>> begin PROVIDED PASSAGE

Walking around to the old air strip with the sun setting in the west, my heart raced in my chest and I nearly skipped my way down the dark path only lit with small red lights. Finally, I had returned to Cherry Springs State Park, a place I visited last with my best friend a year ago. If you haven't been yet, you need to go. It's worth the hike out there and the freezing temperatures you may have to endure. The whole experience will change your perspective, if you allow it.
First, let me set the scene:
I'm wearing three shirts beneath my winter coat. I'm also donning three pairs of pants (which says a lot for someone who so adamantly hates pants). I've easily gained ten pounds in clothing alone. Yet, my outfit isn't complete without my mittens and my knit hat. I carry out an outdoor mat and a lawn chair. I sit. I wait. My eyes adjust to the darkness.
One star, then ten, now a hundred. Next, I lose count. I've never seen so many stars.
Overhead, there's a dust cloud beginning to appear in the sky. It spans from the north to south horizons. That's the Milky Way. Right over my head, there it is, staring right back at me.

>> end PROVIDED PASSAGE

• WHAT THIS EXERCISE ASKS
a - Decide whether each statement agrees with the Cherry Springs passage, answering yes or no and quoting the words from the passage that settle it: (i) the writer's last visit to the park was with a best friend a year earlier; (ii) the writer wore two pairs of pants; (iii) the Milky Way stretched from the east horizon to the west horizon.
b - Carry the Cherry Springs passage forward, picking up right after its final sentence about the Milky Way.
The data after this point is separate material and has no connection to the Cherry Springs passage.

>> begin ENTRIES

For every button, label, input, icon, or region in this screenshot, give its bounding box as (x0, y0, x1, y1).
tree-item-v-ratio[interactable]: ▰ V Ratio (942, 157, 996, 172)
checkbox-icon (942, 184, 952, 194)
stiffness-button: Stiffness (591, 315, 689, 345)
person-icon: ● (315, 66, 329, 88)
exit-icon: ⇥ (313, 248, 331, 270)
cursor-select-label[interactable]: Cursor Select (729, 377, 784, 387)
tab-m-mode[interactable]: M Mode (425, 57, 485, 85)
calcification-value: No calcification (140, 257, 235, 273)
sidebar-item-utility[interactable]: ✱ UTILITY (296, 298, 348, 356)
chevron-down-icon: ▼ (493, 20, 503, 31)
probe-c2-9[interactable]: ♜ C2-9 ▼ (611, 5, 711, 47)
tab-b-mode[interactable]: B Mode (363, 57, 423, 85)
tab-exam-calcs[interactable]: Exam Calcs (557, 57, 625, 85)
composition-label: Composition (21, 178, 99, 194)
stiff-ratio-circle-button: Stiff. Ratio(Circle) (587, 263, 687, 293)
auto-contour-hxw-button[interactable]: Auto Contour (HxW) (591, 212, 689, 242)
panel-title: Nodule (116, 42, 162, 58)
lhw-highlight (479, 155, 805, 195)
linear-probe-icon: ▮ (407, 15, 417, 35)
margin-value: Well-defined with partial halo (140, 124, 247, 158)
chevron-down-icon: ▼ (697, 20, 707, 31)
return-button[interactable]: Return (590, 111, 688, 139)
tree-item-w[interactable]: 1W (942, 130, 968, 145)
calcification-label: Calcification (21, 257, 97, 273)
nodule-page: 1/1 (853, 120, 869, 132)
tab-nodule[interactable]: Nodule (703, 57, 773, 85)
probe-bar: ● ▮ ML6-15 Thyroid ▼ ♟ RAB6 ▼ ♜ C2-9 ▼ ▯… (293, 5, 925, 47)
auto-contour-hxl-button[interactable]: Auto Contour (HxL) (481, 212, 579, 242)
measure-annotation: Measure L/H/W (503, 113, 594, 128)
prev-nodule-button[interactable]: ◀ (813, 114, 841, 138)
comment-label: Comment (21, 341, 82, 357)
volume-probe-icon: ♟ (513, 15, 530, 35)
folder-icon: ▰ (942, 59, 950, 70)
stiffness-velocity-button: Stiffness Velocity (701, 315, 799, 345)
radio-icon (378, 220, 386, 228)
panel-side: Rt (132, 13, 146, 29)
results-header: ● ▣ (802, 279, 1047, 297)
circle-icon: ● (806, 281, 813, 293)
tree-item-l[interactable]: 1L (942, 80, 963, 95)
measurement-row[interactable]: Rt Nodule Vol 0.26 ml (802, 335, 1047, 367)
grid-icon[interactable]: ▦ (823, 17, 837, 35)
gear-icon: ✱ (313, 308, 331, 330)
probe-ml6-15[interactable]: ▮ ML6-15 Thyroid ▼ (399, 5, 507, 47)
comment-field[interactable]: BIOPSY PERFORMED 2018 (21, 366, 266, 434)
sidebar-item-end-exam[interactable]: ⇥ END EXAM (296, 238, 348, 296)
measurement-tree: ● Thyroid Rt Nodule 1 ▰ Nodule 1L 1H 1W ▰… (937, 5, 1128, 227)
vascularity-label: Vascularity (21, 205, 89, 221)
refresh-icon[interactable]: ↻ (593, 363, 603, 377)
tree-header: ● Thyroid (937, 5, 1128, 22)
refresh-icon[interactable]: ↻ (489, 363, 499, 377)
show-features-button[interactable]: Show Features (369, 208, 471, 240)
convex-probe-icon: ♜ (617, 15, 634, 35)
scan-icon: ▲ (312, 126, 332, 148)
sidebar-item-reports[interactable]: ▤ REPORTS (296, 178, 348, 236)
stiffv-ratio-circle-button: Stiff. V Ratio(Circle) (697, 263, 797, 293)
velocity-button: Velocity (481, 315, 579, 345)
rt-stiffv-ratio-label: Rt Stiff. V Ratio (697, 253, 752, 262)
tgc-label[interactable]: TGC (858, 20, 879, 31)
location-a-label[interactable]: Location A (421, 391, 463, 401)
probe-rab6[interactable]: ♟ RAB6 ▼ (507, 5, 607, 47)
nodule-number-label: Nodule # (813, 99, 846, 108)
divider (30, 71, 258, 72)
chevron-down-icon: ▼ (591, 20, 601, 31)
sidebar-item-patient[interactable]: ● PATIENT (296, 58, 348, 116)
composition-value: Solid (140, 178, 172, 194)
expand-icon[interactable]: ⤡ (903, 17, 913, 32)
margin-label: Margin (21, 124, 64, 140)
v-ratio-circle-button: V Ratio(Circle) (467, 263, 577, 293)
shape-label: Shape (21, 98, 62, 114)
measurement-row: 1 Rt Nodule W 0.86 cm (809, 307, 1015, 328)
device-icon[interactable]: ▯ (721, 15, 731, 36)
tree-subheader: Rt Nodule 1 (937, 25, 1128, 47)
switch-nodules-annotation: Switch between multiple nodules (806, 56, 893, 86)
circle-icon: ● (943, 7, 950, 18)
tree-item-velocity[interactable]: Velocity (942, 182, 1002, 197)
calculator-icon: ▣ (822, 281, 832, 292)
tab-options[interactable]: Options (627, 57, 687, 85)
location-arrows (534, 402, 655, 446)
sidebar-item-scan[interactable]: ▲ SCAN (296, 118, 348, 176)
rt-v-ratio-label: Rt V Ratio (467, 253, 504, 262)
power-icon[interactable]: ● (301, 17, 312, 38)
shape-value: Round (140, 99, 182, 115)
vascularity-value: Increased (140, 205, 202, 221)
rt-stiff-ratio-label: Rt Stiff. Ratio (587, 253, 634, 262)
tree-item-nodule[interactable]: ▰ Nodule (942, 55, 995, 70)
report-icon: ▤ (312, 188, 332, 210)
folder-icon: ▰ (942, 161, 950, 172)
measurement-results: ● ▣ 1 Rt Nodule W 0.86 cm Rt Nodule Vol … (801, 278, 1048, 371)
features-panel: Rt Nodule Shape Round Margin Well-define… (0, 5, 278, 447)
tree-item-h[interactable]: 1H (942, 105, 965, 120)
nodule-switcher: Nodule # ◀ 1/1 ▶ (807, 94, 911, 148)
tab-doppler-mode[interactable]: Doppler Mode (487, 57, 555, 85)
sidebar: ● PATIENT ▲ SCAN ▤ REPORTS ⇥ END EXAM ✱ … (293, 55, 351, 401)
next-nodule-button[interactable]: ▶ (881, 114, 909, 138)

>> end ENTRIES

• ANSWERS
a -
(i) Yes: "a place I visited last with my best friend a year ago"
(ii) No: "I'm also donning three pairs of pants"
(iii) No: "It spans from the north to south horizons."

b -
Then someone said, "Is something going to happen already?" and I let out an audible chuckle.
Something is happening, I thought. They just couldn't see it. It was everywhere. We were surrounded by it.
I began to feel sorry for this person who was waiting for something that was so clearly laid out in front of him, yet he couldn't see. And then of course, I began to think how much life was like that. We're often one step ahead, waiting for something to happen, and rarely do we focus on what's right here in front of us.
So, stop right now and count your blessings, each and every one of them.
And then stop to take a deep breath. Do you feel your lungs expanding with air as you inhale? Now consider the fact that you are just as remarkable and unique as the stars that hang above us every single night.
"I have no special talent.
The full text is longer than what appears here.